[Start]

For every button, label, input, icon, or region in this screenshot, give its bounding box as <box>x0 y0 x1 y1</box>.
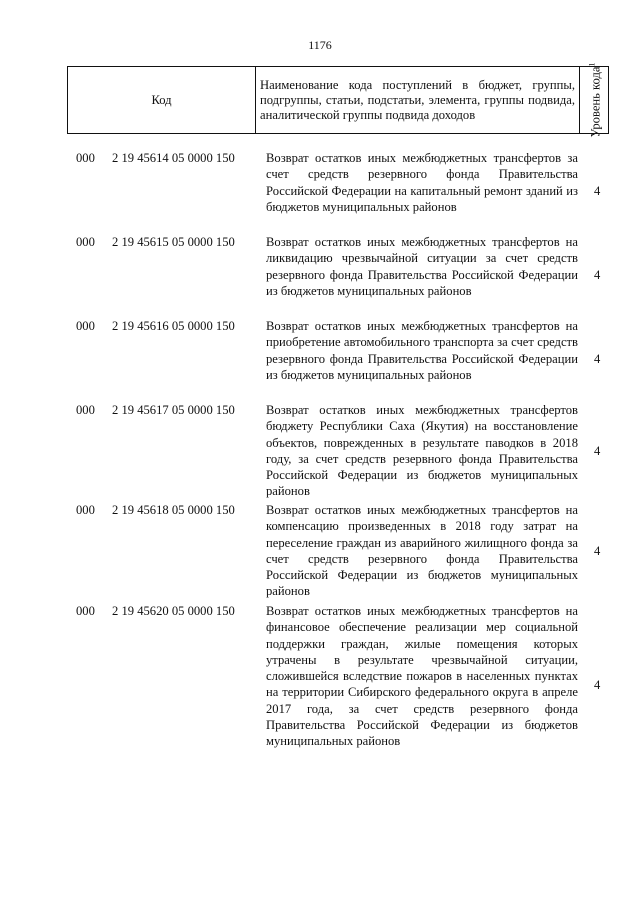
budget-code: 2 19 45618 05 0000 150 <box>112 503 235 517</box>
table-header <box>67 62 609 138</box>
admin-code: 000 <box>76 604 95 618</box>
budget-code: 2 19 45616 05 0000 150 <box>112 319 235 333</box>
header-code-label: Код <box>151 92 172 107</box>
code-description: Возврат остатков иных межбюджетных трансфертов на ликвидацию чрезвычайной ситуации за счет средств резервного фонда Правительства Российской Федерации из бюджетов муниципальных районов <box>266 235 578 298</box>
page-number: 1176 <box>308 38 332 52</box>
header-level-cell <box>580 62 609 138</box>
admin-code: 000 <box>76 403 95 417</box>
budget-code: 2 19 45614 05 0000 150 <box>112 151 235 165</box>
code-level: 4 <box>594 184 601 198</box>
budget-code: 2 19 45620 05 0000 150 <box>112 604 235 618</box>
code-level: 4 <box>594 268 601 282</box>
code-description: Возврат остатков иных межбюджетных трансфертов на компенсацию произведенных в 2018 году затрат на переселение граждан из аварийного жилищного фонда за счет средств резервного фонда Правительства Российской Федерации из бюджетов муниципальных районов <box>266 503 578 599</box>
code-description: Возврат остатков иных межбюджетных трансфертов бюджету Республики Саха (Якутия) на восстановление объектов, поврежденных в результате паводков в 2018 году, за счет средств резервного фонда Правительства Российской Федерации из бюджетов муниципальных районов <box>266 403 578 499</box>
code-description: Возврат остатков иных межбюджетных трансфертов за счет средств резервного фонда Правительства Российской Федерации на капитальный ремонт зданий из бюджетов муниципальных районов <box>266 151 578 214</box>
budget-code: 2 19 45617 05 0000 150 <box>112 403 235 417</box>
code-level: 4 <box>594 444 601 458</box>
header-code-cell <box>68 67 256 134</box>
header-name-cell <box>256 67 580 134</box>
header-level-label <box>586 63 601 138</box>
admin-code: 000 <box>76 235 95 249</box>
header-level-footnote: 1 <box>587 62 597 67</box>
code-level: 4 <box>594 678 601 692</box>
header-name-label: Наименование кода поступлений в бюджет, группы, подгруппы, статьи, подстатьи, элемента, группы подвида, аналитической группы подвида доходов <box>260 77 575 122</box>
header-level-text: Уровень кода <box>588 66 603 138</box>
code-description: Возврат остатков иных межбюджетных трансфертов на финансовое обеспечение реализации мер социальной поддержки граждан, жилые помещения которых утрачены в результате чрезвычайной ситуации, сложившейся вследствие пожаров в населенных пунктах на территории Сибирского федерального округа в апреле 2017 года, за счет средств резервного фонда Правительства Российской Федерации из бюджетов муниципальных районов <box>266 604 578 749</box>
code-level: 4 <box>594 352 601 366</box>
code-level: 4 <box>594 544 601 558</box>
admin-code: 000 <box>76 503 95 517</box>
code-description: Возврат остатков иных межбюджетных трансфертов на приобретение автомобильного транспорта за счет средств резервного фонда Правительства Российской Федерации из бюджетов муниципальных районов <box>266 319 578 382</box>
admin-code: 000 <box>76 319 95 333</box>
admin-code: 000 <box>76 151 95 165</box>
budget-code: 2 19 45615 05 0000 150 <box>112 235 235 249</box>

[End]

In these lines, switch every "admin-code" to "administrator-code" and change nothing else. Leave out the pictures when you reproduce them.

Result for this task -
For every button, label, input, icon, or region in this screenshot, give its bounding box as <box>x0 y0 x1 y1</box>.
budget-code: 2 19 45618 05 0000 150 <box>112 503 235 517</box>
table-header <box>67 62 609 138</box>
administrator-code: 000 <box>76 604 95 618</box>
budget-code: 2 19 45616 05 0000 150 <box>112 319 235 333</box>
header-code-label: Код <box>151 92 172 107</box>
code-description: Возврат остатков иных межбюджетных трансфертов на ликвидацию чрезвычайной ситуации за счет средств резервного фонда Правительства Российской Федерации из бюджетов муниципальных районов <box>266 235 578 298</box>
page-number: 1176 <box>308 38 332 52</box>
header-level-cell <box>580 62 609 138</box>
administrator-code: 000 <box>76 403 95 417</box>
budget-code: 2 19 45614 05 0000 150 <box>112 151 235 165</box>
code-level: 4 <box>594 184 601 198</box>
budget-code: 2 19 45620 05 0000 150 <box>112 604 235 618</box>
code-level: 4 <box>594 268 601 282</box>
code-description: Возврат остатков иных межбюджетных трансфертов на компенсацию произведенных в 2018 году затрат на переселение граждан из аварийного жилищного фонда за счет средств резервного фонда Правительства Российской Федерации из бюджетов муниципальных районов <box>266 503 578 599</box>
code-description: Возврат остатков иных межбюджетных трансфертов бюджету Республики Саха (Якутия) на восстановление объектов, поврежденных в результате паводков в 2018 году, за счет средств резервного фонда Правительства Российской Федерации из бюджетов муниципальных районов <box>266 403 578 499</box>
code-description: Возврат остатков иных межбюджетных трансфертов за счет средств резервного фонда Правительства Российской Федерации на капитальный ремонт зданий из бюджетов муниципальных районов <box>266 151 578 214</box>
budget-code: 2 19 45617 05 0000 150 <box>112 403 235 417</box>
code-level: 4 <box>594 444 601 458</box>
header-code-cell <box>68 67 256 134</box>
header-name-cell <box>256 67 580 134</box>
header-level-label <box>586 63 601 138</box>
administrator-code: 000 <box>76 235 95 249</box>
header-level-footnote: 1 <box>587 62 597 67</box>
code-level: 4 <box>594 678 601 692</box>
header-name-label: Наименование кода поступлений в бюджет, группы, подгруппы, статьи, подстатьи, элемента, группы подвида, аналитической группы подвида доходов <box>260 77 575 122</box>
header-level-text: Уровень кода <box>588 66 603 138</box>
code-description: Возврат остатков иных межбюджетных трансфертов на финансовое обеспечение реализации мер социальной поддержки граждан, жилые помещения которых утрачены в результате чрезвычайной ситуации, сложившейся вследствие пожаров в населенных пунктах на территории Сибирского федерального округа в апреле 2017 года, за счет средств резервного фонда Правительства Российской Федерации из бюджетов муниципальных районов <box>266 604 578 749</box>
code-level: 4 <box>594 352 601 366</box>
code-level: 4 <box>594 544 601 558</box>
administrator-code: 000 <box>76 503 95 517</box>
code-description: Возврат остатков иных межбюджетных трансфертов на приобретение автомобильного транспорта за счет средств резервного фонда Правительства Российской Федерации из бюджетов муниципальных районов <box>266 319 578 382</box>
administrator-code: 000 <box>76 319 95 333</box>
administrator-code: 000 <box>76 151 95 165</box>
budget-code: 2 19 45615 05 0000 150 <box>112 235 235 249</box>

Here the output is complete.